Problem | Tally the lines containing the word "recibidos" and give the total alone.

START

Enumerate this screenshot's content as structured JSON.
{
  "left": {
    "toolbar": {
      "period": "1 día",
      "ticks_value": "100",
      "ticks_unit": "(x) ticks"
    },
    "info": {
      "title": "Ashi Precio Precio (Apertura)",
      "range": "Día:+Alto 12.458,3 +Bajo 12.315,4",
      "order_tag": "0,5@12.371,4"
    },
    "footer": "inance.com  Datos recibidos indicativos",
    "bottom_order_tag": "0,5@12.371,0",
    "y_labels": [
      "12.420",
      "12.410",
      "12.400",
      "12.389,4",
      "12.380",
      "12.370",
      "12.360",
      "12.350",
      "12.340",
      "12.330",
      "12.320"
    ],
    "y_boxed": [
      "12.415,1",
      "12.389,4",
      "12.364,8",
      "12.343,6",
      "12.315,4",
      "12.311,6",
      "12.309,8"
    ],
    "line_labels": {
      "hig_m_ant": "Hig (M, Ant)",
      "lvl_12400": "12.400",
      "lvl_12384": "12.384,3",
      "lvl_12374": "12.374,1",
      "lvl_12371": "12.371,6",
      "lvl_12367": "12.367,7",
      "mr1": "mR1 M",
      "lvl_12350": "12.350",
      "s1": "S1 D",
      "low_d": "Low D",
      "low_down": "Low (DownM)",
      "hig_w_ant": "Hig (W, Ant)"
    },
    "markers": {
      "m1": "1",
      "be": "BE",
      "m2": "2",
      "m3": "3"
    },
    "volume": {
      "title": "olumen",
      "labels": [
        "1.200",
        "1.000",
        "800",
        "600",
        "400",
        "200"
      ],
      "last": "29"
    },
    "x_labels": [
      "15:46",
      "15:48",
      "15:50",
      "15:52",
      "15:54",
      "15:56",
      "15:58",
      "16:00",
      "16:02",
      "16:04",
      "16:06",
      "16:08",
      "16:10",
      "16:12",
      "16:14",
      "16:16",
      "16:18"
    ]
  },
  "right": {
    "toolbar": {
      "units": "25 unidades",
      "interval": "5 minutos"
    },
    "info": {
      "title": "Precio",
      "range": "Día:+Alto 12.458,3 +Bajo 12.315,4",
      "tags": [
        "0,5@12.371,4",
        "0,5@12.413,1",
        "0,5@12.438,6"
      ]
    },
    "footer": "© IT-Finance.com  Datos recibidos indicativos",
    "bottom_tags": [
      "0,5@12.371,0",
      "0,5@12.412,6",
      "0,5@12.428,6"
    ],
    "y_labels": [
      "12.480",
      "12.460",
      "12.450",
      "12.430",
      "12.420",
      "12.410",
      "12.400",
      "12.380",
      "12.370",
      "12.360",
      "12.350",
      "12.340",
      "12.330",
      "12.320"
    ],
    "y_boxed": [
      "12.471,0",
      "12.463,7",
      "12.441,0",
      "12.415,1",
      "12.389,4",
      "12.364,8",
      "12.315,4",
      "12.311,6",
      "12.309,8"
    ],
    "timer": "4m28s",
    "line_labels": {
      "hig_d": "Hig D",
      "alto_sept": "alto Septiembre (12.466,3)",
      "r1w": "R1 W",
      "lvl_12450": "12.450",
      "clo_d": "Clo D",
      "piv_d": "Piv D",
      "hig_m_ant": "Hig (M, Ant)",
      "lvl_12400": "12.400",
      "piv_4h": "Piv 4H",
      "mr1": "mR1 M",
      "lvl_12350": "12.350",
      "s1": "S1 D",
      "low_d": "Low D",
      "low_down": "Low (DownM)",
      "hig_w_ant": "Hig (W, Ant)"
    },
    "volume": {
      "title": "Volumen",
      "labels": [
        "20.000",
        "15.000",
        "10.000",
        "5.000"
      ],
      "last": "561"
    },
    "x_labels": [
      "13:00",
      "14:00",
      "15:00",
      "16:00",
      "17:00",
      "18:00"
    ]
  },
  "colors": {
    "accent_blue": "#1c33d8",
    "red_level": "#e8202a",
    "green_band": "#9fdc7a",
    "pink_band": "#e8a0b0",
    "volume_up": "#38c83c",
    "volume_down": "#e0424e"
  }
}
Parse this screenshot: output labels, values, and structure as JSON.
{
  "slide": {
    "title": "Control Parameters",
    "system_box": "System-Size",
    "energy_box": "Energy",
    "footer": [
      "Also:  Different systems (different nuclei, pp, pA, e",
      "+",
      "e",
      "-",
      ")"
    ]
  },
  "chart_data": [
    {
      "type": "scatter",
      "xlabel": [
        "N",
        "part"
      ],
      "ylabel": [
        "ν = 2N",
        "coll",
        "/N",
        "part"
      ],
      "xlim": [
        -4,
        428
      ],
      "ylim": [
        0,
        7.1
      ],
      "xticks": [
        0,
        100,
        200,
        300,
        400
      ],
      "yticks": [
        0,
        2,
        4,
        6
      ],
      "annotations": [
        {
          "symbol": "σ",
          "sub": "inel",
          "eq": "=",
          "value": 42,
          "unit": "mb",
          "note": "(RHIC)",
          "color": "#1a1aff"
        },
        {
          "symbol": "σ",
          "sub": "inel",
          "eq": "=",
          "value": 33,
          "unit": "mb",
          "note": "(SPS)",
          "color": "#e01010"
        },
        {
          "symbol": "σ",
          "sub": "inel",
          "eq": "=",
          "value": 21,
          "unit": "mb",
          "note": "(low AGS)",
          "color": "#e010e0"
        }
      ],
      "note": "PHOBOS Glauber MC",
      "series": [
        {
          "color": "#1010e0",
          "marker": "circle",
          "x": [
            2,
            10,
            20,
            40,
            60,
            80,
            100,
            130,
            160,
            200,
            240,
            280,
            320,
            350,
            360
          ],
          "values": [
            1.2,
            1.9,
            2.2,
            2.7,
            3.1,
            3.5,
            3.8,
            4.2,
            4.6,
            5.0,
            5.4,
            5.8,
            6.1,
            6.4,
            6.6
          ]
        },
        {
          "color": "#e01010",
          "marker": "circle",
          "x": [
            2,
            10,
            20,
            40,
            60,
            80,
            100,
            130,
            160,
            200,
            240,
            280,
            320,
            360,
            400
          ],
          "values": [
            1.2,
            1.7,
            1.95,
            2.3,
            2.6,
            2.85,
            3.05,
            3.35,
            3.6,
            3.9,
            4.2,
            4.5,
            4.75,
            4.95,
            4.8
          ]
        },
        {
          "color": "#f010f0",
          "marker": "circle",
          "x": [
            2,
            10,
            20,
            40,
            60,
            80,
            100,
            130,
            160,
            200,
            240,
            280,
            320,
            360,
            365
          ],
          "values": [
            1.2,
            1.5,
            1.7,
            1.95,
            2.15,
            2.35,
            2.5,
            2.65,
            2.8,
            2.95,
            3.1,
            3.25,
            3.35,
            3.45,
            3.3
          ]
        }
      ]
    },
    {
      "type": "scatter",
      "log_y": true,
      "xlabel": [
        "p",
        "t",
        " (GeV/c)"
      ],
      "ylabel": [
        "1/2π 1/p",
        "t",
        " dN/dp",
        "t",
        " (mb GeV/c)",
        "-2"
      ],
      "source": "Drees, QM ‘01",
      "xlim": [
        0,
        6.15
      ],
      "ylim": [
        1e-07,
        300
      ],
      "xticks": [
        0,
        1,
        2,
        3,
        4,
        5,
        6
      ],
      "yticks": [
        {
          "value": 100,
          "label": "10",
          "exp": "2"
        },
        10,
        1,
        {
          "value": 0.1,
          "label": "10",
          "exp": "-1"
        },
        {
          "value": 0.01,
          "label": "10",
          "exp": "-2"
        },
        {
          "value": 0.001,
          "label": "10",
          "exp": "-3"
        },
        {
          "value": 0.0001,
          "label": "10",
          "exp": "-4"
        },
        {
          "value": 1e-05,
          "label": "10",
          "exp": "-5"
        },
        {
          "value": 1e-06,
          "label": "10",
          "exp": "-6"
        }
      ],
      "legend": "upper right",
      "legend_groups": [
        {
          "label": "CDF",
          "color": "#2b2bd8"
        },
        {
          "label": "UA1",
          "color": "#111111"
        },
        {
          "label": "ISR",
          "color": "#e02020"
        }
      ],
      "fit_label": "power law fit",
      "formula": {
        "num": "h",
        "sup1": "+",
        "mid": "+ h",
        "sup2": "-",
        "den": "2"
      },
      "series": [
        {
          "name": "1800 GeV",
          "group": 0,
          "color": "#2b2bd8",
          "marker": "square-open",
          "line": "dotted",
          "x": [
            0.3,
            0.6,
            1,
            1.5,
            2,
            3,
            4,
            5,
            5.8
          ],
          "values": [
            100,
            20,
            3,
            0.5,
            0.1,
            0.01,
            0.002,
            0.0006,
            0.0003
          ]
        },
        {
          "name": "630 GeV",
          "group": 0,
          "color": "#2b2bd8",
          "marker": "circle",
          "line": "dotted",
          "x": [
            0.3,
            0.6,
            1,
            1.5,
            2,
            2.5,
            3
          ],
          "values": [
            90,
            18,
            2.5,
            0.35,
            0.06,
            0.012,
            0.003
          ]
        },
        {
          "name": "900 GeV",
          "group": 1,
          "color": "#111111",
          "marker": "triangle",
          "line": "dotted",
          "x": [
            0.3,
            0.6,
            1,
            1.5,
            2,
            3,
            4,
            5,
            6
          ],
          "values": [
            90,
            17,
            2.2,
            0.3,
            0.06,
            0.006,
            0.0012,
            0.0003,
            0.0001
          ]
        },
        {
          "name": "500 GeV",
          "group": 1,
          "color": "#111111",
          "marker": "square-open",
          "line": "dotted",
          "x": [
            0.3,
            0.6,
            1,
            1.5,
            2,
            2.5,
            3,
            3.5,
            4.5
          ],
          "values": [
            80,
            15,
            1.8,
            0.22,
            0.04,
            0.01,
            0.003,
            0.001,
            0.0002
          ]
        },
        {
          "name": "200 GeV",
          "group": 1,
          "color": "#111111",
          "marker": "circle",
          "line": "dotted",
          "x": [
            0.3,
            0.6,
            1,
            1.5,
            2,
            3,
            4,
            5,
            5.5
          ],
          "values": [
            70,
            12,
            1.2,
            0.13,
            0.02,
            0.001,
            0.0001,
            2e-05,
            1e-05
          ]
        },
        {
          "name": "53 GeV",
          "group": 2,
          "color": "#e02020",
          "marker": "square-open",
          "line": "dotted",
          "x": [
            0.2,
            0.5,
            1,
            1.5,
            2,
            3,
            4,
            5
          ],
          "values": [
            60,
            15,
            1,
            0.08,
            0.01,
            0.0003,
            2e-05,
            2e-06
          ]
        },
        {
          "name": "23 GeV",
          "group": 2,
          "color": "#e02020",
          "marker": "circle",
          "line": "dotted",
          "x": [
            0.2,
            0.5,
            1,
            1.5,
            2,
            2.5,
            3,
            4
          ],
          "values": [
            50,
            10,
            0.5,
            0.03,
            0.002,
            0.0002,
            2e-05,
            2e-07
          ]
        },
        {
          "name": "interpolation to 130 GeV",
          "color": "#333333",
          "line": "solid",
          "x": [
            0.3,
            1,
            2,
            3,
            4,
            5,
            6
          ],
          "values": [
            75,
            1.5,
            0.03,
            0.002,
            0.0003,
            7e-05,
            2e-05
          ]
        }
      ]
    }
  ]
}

END

Output of the exercise | 2